_WHAT YOU HAVE TO DO_
Every line of the records below should be restated exactly.

_MATERIAL FOR THE TASK_
--- start ---

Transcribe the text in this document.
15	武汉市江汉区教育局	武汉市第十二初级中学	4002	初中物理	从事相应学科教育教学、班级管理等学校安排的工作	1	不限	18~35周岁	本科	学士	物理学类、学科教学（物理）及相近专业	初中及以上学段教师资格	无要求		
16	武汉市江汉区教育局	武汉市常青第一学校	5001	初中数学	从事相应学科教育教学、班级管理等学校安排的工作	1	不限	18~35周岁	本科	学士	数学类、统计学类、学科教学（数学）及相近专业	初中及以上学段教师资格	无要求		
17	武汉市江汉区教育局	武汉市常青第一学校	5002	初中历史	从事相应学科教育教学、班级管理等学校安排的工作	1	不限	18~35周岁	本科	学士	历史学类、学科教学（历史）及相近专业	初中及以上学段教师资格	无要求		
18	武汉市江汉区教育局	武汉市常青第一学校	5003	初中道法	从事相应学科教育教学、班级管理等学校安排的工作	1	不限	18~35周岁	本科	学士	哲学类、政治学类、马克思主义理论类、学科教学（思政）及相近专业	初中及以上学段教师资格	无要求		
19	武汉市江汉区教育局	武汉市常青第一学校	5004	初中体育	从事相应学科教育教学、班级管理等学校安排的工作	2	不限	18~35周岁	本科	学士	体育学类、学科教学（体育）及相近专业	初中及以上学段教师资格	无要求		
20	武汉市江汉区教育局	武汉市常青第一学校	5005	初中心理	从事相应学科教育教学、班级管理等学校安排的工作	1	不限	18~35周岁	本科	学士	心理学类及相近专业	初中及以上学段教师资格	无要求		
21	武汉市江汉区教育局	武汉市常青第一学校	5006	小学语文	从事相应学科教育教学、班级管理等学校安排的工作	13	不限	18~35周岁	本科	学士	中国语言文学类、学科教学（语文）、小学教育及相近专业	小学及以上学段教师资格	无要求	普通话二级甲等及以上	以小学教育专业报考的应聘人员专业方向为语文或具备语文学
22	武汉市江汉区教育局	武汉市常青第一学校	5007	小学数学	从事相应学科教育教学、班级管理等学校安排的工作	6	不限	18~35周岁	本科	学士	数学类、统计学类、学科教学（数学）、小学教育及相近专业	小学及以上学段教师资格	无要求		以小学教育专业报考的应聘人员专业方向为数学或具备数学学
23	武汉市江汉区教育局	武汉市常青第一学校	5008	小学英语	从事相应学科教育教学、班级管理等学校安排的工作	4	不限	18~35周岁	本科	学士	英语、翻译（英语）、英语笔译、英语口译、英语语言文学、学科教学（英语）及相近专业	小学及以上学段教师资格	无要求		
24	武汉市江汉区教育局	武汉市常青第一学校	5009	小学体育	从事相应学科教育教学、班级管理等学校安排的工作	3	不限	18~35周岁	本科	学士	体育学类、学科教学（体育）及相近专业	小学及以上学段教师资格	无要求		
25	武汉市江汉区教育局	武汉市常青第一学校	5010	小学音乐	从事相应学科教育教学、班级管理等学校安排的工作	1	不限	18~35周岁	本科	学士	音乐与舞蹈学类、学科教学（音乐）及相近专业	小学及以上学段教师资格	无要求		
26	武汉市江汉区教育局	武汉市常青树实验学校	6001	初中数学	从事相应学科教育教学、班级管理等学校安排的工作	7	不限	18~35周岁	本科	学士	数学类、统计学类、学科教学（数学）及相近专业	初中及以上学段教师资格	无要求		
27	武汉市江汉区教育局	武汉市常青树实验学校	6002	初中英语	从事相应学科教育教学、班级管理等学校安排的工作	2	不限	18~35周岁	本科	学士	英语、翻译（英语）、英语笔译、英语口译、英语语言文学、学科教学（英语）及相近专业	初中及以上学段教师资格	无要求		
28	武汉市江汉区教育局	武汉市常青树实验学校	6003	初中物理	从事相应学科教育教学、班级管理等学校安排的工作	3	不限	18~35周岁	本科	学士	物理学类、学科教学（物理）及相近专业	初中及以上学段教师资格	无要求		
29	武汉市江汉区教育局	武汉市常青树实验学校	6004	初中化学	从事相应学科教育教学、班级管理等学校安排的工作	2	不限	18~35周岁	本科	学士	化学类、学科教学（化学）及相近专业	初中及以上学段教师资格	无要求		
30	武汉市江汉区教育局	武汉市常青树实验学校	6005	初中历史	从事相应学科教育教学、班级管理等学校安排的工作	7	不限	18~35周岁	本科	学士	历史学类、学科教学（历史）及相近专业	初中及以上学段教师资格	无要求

--- end ---

_REPLY_
Transcribe the text in this document.
15	武汉市江汉区教育局	武汉市第十二初级中学	4002	初中物理	从事相应学科教育教学、班级管理等学校安排的工作	1	不限	18~35周岁	本科	学士	物理学类、学科教学（物理）及相近专业	初中及以上学段教师资格	无要求		
16	武汉市江汉区教育局	武汉市常青第一学校	5001	初中数学	从事相应学科教育教学、班级管理等学校安排的工作	1	不限	18~35周岁	本科	学士	数学类、统计学类、学科教学（数学）及相近专业	初中及以上学段教师资格	无要求		
17	武汉市江汉区教育局	武汉市常青第一学校	5002	初中历史	从事相应学科教育教学、班级管理等学校安排的工作	1	不限	18~35周岁	本科	学士	历史学类、学科教学（历史）及相近专业	初中及以上学段教师资格	无要求		
18	武汉市江汉区教育局	武汉市常青第一学校	5003	初中道法	从事相应学科教育教学、班级管理等学校安排的工作	1	不限	18~35周岁	本科	学士	哲学类、政治学类、马克思主义理论类、学科教学（思政）及相近专业	初中及以上学段教师资格	无要求		
19	武汉市江汉区教育局	武汉市常青第一学校	5004	初中体育	从事相应学科教育教学、班级管理等学校安排的工作	2	不限	18~35周岁	本科	学士	体育学类、学科教学（体育）及相近专业	初中及以上学段教师资格	无要求		
20	武汉市江汉区教育局	武汉市常青第一学校	5005	初中心理	从事相应学科教育教学、班级管理等学校安排的工作	1	不限	18~35周岁	本科	学士	心理学类及相近专业	初中及以上学段教师资格	无要求		
21	武汉市江汉区教育局	武汉市常青第一学校	5006	小学语文	从事相应学科教育教学、班级管理等学校安排的工作	13	不限	18~35周岁	本科	学士	中国语言文学类、学科教学（语文）、小学教育及相近专业	小学及以上学段教师资格	无要求	普通话二级甲等及以上	以小学教育专业报考的应聘人员专业方向为语文或具备语文学
22	武汉市江汉区教育局	武汉市常青第一学校	5007	小学数学	从事相应学科教育教学、班级管理等学校安排的工作	6	不限	18~35周岁	本科	学士	数学类、统计学类、学科教学（数学）、小学教育及相近专业	小学及以上学段教师资格	无要求		以小学教育专业报考的应聘人员专业方向为数学或具备数学学
23	武汉市江汉区教育局	武汉市常青第一学校	5008	小学英语	从事相应学科教育教学、班级管理等学校安排的工作	4	不限	18~35周岁	本科	学士	英语、翻译（英语）、英语笔译、英语口译、英语语言文学、学科教学（英语）及相近专业	小学及以上学段教师资格	无要求		
24	武汉市江汉区教育局	武汉市常青第一学校	5009	小学体育	从事相应学科教育教学、班级管理等学校安排的工作	3	不限	18~35周岁	本科	学士	体育学类、学科教学（体育）及相近专业	小学及以上学段教师资格	无要求		
25	武汉市江汉区教育局	武汉市常青第一学校	5010	小学音乐	从事相应学科教育教学、班级管理等学校安排的工作	1	不限	18~35周岁	本科	学士	音乐与舞蹈学类、学科教学（音乐）及相近专业	小学及以上学段教师资格	无要求		
26	武汉市江汉区教育局	武汉市常青树实验学校	6001	初中数学	从事相应学科教育教学、班级管理等学校安排的工作	7	不限	18~35周岁	本科	学士	数学类、统计学类、学科教学（数学）及相近专业	初中及以上学段教师资格	无要求		
27	武汉市江汉区教育局	武汉市常青树实验学校	6002	初中英语	从事相应学科教育教学、班级管理等学校安排的工作	2	不限	18~35周岁	本科	学士	英语、翻译（英语）、英语笔译、英语口译、英语语言文学、学科教学（英语）及相近专业	初中及以上学段教师资格	无要求		
28	武汉市江汉区教育局	武汉市常青树实验学校	6003	初中物理	从事相应学科教育教学、班级管理等学校安排的工作	3	不限	18~35周岁	本科	学士	物理学类、学科教学（物理）及相近专业	初中及以上学段教师资格	无要求		
29	武汉市江汉区教育局	武汉市常青树实验学校	6004	初中化学	从事相应学科教育教学、班级管理等学校安排的工作	2	不限	18~35周岁	本科	学士	化学类、学科教学（化学）及相近专业	初中及以上学段教师资格	无要求		
30	武汉市江汉区教育局	武汉市常青树实验学校	6005	初中历史	从事相应学科教育教学、班级管理等学校安排的工作	7	不限	18~35周岁	本科	学士	历史学类、学科教学（历史）及相近专业	初中及以上学段教师资格	无要求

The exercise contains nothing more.